■ WHAT YOU ARE ASKED TO DO ■
Check every line for the word "this" and state how many lines have it. Reply with the number alone.

■ DATA ROWS ■

***

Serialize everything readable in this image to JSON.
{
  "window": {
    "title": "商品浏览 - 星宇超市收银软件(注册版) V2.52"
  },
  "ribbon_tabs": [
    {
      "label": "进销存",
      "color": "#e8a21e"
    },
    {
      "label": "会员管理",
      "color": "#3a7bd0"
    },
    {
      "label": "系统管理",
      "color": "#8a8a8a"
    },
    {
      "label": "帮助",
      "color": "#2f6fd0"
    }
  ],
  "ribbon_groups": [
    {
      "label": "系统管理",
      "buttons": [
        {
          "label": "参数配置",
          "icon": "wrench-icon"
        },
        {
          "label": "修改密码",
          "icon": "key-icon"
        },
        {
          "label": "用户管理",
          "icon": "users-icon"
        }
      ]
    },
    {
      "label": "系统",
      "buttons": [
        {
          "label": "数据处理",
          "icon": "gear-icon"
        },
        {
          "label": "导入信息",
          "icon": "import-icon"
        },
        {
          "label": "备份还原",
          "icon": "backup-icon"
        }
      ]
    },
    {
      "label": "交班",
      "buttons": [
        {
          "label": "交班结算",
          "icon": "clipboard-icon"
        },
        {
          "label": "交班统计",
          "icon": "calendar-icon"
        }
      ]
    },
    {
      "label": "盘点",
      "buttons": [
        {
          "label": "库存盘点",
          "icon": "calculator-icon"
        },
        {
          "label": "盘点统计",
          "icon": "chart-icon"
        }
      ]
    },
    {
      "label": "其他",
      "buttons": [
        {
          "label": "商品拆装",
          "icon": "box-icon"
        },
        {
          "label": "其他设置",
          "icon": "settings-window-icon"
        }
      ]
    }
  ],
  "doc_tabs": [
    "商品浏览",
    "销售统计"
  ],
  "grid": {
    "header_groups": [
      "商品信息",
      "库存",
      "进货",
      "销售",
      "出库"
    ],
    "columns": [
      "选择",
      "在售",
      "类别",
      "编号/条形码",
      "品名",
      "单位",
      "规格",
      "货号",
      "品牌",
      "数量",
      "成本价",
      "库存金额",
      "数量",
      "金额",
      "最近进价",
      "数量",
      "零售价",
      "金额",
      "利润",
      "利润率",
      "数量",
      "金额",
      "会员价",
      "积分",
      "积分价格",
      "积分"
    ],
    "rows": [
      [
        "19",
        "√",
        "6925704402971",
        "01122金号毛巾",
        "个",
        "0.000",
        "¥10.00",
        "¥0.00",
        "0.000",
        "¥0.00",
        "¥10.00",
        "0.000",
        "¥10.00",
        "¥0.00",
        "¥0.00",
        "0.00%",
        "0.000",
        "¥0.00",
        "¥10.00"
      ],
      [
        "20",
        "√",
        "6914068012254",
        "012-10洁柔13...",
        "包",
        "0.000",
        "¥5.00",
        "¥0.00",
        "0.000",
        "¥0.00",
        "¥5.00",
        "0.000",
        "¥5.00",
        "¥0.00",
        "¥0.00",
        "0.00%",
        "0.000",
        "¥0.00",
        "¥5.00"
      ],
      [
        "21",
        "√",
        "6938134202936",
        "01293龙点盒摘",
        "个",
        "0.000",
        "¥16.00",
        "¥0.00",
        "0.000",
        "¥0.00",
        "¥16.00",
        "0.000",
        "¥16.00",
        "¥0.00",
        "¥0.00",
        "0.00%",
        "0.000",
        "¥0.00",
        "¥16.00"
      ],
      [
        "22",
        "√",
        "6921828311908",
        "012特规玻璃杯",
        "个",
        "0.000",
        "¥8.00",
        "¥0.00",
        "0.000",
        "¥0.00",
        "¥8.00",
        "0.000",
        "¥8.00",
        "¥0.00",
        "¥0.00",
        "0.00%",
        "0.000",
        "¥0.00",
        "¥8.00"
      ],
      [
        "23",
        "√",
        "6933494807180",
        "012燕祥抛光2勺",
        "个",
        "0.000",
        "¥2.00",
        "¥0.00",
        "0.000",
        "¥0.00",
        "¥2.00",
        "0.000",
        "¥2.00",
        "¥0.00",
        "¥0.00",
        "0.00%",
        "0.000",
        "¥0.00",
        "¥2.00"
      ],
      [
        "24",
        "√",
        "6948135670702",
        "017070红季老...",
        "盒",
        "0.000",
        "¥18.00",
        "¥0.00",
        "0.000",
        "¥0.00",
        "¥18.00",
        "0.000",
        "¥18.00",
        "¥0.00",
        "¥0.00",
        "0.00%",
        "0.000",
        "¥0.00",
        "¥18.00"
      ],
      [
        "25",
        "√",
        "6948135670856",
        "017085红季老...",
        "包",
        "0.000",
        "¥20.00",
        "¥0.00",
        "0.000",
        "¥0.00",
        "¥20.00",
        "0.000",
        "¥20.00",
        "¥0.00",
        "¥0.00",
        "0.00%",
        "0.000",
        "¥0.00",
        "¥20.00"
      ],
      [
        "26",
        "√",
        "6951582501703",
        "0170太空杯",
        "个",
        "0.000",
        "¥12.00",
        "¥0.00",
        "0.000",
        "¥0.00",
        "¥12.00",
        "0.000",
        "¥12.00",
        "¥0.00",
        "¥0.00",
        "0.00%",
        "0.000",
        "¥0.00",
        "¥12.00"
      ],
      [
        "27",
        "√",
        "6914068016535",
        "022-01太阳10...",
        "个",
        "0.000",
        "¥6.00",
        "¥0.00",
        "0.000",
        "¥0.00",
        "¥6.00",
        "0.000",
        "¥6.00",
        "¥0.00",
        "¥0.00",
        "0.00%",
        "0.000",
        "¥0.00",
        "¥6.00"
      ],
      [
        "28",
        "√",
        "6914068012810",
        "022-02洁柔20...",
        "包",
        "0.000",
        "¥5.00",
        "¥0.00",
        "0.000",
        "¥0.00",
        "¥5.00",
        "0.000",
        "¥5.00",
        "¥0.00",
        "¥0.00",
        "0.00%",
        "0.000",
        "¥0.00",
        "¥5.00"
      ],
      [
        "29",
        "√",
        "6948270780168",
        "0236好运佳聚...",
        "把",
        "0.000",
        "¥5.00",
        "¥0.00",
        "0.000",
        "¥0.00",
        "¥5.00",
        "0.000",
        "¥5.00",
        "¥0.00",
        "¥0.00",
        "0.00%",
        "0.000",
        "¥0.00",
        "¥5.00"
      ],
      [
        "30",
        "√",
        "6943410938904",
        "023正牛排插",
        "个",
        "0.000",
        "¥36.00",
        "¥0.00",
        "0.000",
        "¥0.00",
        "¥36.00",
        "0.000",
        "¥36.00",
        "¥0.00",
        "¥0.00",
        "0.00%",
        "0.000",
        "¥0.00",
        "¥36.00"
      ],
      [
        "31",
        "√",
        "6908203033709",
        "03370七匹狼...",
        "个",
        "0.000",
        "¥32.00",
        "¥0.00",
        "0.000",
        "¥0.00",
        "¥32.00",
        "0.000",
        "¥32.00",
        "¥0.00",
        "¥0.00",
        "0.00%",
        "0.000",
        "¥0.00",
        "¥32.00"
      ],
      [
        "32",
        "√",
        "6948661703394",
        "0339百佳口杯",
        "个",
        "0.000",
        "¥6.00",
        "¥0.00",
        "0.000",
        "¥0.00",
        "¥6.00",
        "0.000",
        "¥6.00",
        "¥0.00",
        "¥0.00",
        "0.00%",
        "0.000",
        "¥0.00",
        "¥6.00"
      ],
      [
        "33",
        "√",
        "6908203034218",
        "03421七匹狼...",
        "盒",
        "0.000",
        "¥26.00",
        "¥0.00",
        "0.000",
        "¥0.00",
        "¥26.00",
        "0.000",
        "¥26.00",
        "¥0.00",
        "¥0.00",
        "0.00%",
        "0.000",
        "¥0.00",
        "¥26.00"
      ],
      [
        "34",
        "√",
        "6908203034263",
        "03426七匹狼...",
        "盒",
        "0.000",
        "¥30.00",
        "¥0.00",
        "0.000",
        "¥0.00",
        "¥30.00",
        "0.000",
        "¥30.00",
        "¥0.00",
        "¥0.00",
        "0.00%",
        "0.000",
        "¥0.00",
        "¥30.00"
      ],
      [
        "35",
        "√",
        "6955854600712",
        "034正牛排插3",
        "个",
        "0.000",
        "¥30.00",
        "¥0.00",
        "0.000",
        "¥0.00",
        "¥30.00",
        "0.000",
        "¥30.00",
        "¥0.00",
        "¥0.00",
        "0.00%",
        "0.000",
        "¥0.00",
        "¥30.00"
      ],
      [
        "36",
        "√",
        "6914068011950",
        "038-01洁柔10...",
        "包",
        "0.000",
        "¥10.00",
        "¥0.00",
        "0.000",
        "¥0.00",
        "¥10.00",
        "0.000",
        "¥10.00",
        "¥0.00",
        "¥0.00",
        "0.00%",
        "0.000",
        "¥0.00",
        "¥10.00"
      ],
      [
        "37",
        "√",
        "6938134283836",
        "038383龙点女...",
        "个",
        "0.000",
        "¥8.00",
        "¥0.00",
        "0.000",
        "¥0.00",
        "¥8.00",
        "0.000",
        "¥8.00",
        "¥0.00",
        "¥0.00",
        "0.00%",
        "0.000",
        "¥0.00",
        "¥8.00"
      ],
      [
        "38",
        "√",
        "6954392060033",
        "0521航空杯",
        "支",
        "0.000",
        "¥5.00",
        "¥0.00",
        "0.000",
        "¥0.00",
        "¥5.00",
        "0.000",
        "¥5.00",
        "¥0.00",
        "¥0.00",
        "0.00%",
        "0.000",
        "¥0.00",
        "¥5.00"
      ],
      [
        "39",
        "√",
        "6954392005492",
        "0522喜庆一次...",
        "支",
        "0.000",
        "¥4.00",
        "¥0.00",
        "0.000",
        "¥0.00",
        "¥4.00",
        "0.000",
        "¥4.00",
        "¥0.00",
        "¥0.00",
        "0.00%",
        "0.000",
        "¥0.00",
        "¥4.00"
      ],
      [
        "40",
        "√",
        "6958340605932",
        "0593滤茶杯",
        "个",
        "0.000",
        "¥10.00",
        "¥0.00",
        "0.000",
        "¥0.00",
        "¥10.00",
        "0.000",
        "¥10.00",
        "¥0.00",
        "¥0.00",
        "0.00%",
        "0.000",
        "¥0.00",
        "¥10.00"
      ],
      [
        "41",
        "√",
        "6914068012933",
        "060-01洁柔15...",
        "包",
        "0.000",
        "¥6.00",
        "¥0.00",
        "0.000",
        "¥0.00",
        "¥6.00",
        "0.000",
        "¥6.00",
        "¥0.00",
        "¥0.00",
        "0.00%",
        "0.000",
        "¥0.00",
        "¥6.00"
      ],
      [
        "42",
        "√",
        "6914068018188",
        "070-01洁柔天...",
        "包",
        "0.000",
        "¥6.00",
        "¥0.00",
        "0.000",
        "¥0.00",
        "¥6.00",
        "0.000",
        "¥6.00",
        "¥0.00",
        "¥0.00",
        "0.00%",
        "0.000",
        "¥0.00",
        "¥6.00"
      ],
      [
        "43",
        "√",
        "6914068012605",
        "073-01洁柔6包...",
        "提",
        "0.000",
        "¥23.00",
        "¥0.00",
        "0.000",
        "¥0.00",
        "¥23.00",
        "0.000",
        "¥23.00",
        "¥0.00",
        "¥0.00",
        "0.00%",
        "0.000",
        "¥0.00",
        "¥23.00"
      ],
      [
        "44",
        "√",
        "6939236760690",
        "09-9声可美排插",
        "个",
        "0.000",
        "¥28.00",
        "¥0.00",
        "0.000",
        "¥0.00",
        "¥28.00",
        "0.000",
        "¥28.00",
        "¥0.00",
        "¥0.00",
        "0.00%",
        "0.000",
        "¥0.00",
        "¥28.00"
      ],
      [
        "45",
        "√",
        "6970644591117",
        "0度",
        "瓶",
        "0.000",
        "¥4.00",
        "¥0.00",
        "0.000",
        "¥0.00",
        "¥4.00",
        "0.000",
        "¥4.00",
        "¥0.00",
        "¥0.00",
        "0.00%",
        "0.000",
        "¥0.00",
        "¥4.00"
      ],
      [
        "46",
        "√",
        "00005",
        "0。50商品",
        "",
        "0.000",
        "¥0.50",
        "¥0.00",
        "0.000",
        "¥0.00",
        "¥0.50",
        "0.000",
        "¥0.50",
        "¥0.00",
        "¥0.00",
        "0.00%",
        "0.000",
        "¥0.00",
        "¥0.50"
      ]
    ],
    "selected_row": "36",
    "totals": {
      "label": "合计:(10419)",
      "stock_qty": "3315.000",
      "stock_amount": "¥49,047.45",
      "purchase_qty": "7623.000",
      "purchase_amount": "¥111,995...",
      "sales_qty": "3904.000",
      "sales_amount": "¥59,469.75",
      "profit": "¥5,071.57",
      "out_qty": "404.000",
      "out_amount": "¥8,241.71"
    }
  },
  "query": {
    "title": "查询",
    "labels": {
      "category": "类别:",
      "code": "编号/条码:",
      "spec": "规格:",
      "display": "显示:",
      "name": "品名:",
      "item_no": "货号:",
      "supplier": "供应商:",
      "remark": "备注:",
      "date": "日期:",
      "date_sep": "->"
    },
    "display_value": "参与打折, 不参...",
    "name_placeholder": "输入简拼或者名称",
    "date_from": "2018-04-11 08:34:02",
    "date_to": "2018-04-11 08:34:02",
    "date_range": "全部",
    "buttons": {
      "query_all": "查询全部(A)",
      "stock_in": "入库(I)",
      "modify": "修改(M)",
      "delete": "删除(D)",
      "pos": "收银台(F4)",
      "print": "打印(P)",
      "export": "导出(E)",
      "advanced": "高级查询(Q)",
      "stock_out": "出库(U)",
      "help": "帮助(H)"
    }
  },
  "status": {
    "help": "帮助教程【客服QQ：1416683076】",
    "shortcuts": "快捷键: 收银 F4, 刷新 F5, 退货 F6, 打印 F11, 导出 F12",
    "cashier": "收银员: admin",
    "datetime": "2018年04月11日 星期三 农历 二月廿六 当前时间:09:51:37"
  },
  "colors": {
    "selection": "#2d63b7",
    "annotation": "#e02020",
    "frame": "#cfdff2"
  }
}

***

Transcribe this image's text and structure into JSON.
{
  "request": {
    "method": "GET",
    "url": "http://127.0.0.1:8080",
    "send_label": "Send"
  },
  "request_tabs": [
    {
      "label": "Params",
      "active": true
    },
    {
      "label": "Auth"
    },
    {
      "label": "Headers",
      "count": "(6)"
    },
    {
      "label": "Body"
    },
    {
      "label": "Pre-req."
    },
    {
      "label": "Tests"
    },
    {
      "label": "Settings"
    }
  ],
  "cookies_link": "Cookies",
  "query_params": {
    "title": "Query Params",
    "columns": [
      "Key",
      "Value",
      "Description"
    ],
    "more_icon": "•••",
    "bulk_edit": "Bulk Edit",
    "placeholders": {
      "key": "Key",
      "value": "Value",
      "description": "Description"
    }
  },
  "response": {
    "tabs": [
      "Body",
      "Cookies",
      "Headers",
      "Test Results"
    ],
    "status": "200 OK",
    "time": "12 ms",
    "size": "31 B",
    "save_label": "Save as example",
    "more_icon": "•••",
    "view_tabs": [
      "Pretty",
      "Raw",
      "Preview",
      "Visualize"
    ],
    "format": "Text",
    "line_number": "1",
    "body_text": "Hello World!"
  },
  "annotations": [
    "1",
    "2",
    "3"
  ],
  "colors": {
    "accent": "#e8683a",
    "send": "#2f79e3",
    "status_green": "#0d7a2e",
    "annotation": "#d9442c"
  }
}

***

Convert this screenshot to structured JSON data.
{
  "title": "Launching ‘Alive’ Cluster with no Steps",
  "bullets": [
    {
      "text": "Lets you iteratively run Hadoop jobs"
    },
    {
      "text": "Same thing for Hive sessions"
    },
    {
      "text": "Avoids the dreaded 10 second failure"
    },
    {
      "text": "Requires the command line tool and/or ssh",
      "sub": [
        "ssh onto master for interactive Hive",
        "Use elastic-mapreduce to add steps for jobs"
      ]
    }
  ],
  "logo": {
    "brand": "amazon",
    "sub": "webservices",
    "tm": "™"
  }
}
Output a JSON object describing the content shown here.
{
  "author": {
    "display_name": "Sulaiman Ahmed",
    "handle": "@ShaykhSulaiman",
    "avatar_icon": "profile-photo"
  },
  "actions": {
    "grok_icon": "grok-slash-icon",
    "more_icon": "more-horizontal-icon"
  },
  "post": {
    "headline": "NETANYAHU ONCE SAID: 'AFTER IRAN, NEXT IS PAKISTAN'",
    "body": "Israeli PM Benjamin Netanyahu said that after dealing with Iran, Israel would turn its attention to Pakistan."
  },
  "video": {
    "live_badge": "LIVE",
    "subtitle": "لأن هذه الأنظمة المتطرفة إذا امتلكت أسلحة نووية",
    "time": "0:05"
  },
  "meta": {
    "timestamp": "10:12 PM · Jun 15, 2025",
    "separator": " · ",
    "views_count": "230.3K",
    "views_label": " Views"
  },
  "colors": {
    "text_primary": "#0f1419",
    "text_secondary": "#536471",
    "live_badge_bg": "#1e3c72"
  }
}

***

■ FINAL ANSWER ■
3